Exercise
Determine how many lines include the string "Months". Output that number only.

* Start *

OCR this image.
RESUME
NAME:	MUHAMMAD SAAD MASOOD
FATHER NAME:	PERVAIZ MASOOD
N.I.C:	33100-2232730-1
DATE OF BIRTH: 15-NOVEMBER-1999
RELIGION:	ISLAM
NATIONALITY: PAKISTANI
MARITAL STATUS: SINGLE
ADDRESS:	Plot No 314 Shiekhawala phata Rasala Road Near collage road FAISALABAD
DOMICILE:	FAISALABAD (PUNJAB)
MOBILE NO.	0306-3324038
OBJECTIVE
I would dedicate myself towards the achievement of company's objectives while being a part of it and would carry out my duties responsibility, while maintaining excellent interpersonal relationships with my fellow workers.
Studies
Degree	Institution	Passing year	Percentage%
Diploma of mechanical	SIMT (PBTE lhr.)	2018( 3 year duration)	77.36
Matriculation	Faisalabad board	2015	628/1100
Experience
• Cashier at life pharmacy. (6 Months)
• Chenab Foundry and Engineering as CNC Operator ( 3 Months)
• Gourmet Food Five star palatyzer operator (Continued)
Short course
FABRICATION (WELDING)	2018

* End *

Reply
2